*Do this*
Return the entries below verbatim. Pictures stay out.

*Data in this exercise*

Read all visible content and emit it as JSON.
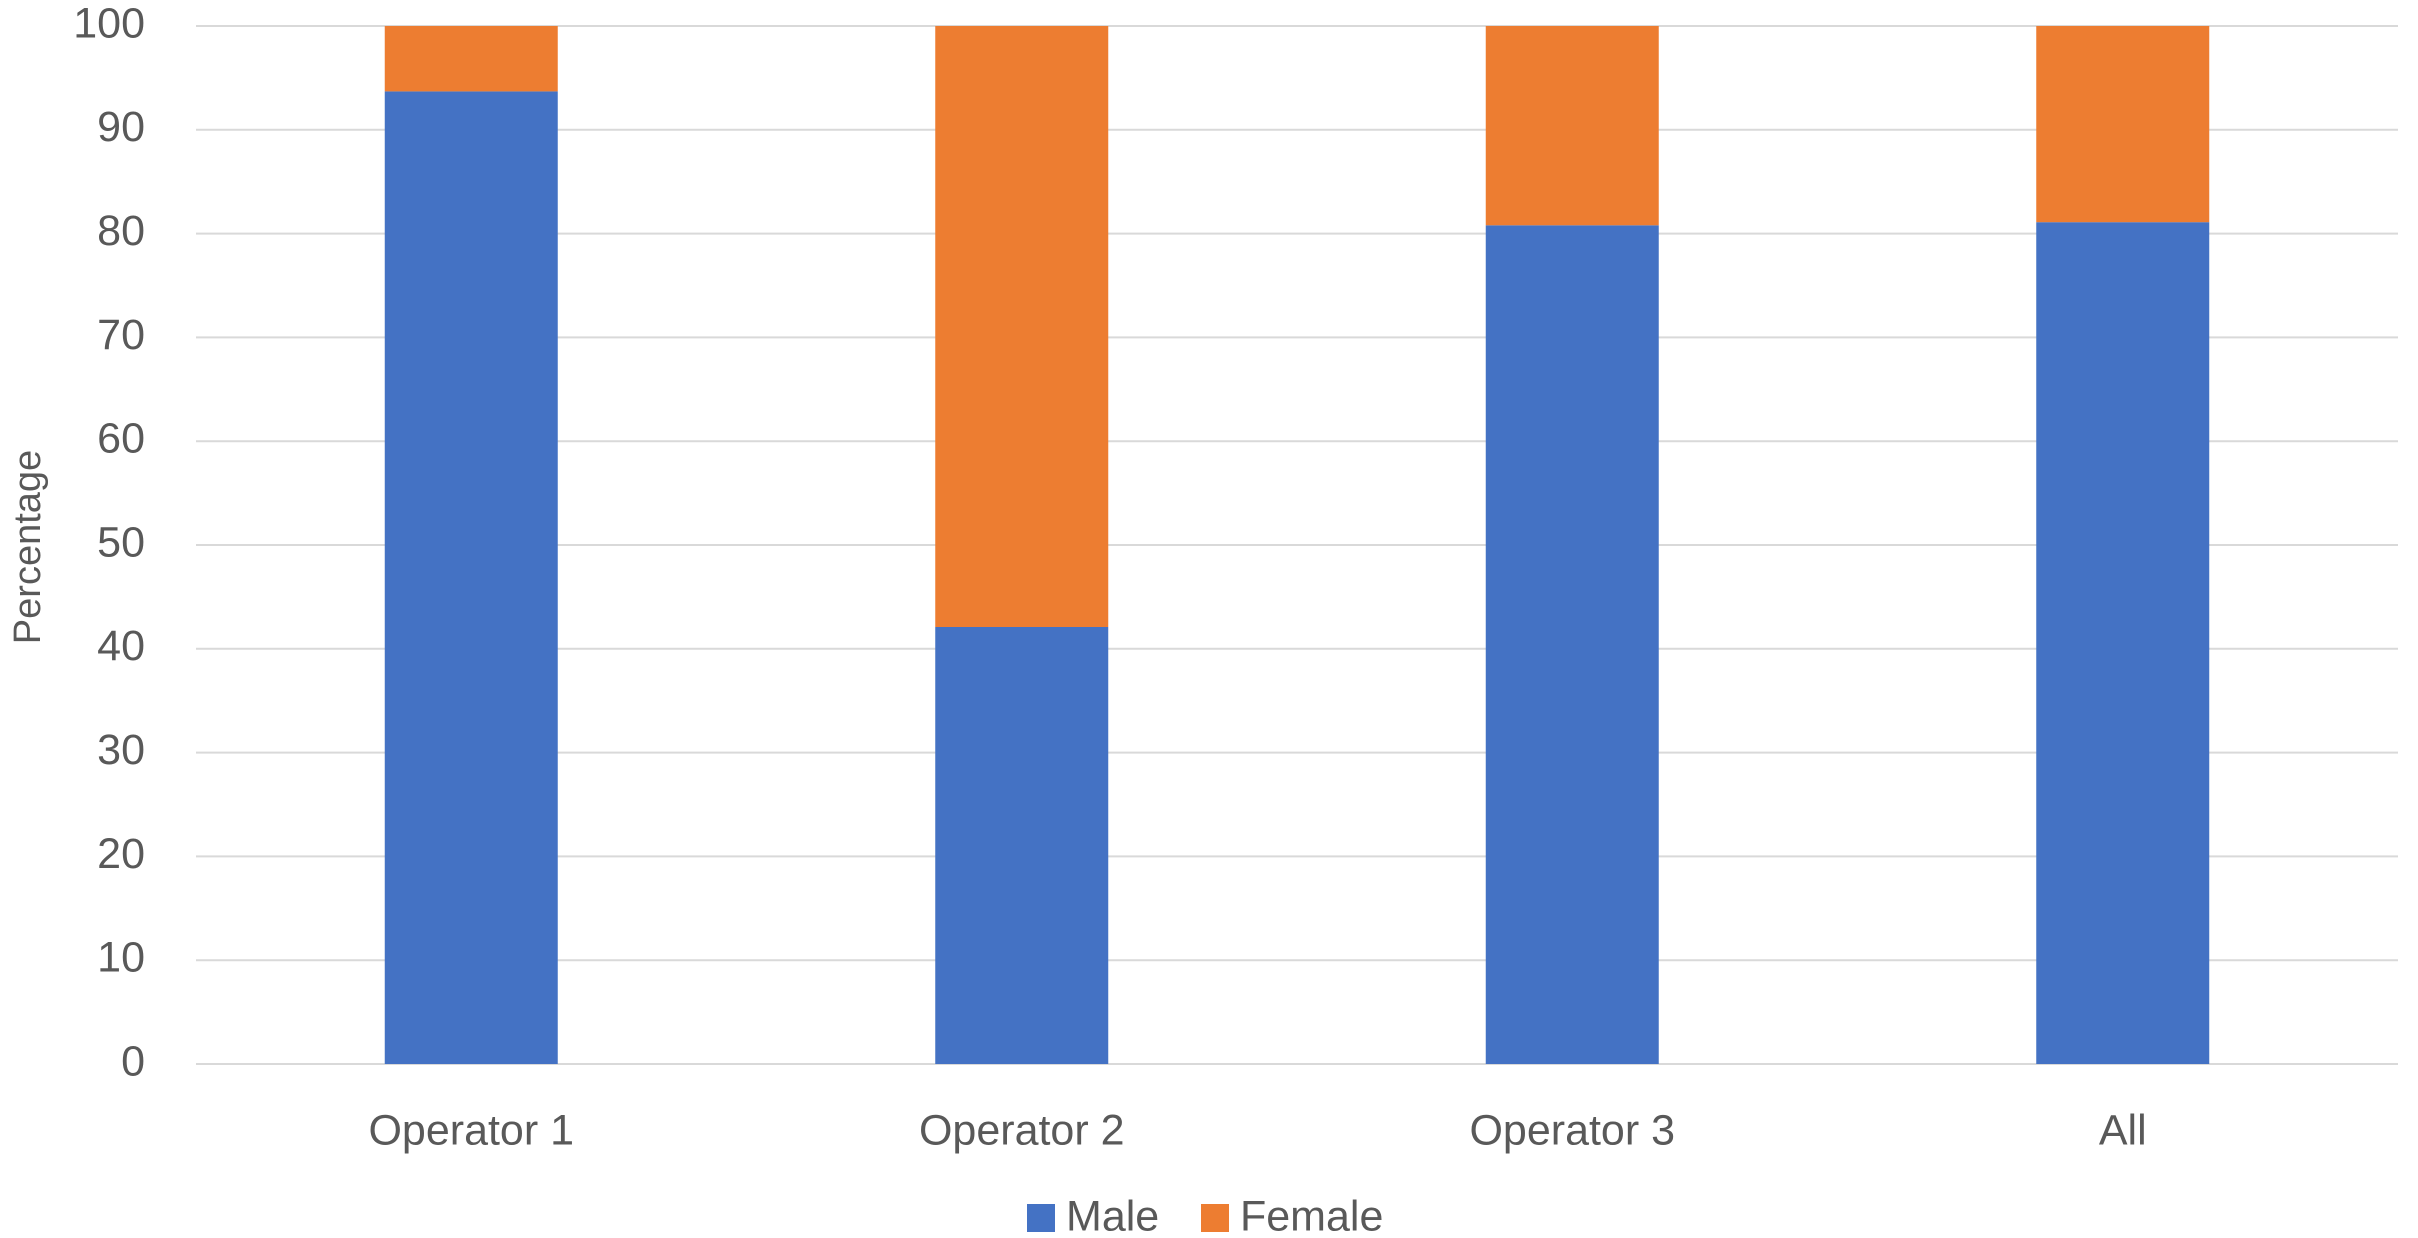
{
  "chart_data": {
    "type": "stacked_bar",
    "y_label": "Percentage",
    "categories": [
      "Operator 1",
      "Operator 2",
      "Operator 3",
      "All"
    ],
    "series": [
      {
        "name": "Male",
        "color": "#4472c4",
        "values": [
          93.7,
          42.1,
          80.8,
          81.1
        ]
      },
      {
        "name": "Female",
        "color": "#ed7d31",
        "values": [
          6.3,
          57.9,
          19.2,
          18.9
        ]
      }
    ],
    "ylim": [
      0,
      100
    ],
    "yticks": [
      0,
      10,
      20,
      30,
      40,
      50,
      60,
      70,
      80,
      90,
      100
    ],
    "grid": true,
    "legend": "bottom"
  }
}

*Answer to the task*
Read all visible content and emit it as JSON.
{
  "chart_data": {
    "type": "stacked_bar",
    "y_label": "Percentage",
    "categories": [
      "Operator 1",
      "Operator 2",
      "Operator 3",
      "All"
    ],
    "series": [
      {
        "name": "Male",
        "color": "#4472c4",
        "values": [
          93.7,
          42.1,
          80.8,
          81.1
        ]
      },
      {
        "name": "Female",
        "color": "#ed7d31",
        "values": [
          6.3,
          57.9,
          19.2,
          18.9
        ]
      }
    ],
    "ylim": [
      0,
      100
    ],
    "yticks": [
      0,
      10,
      20,
      30,
      40,
      50,
      60,
      70,
      80,
      90,
      100
    ],
    "grid": true,
    "legend": "bottom"
  }
}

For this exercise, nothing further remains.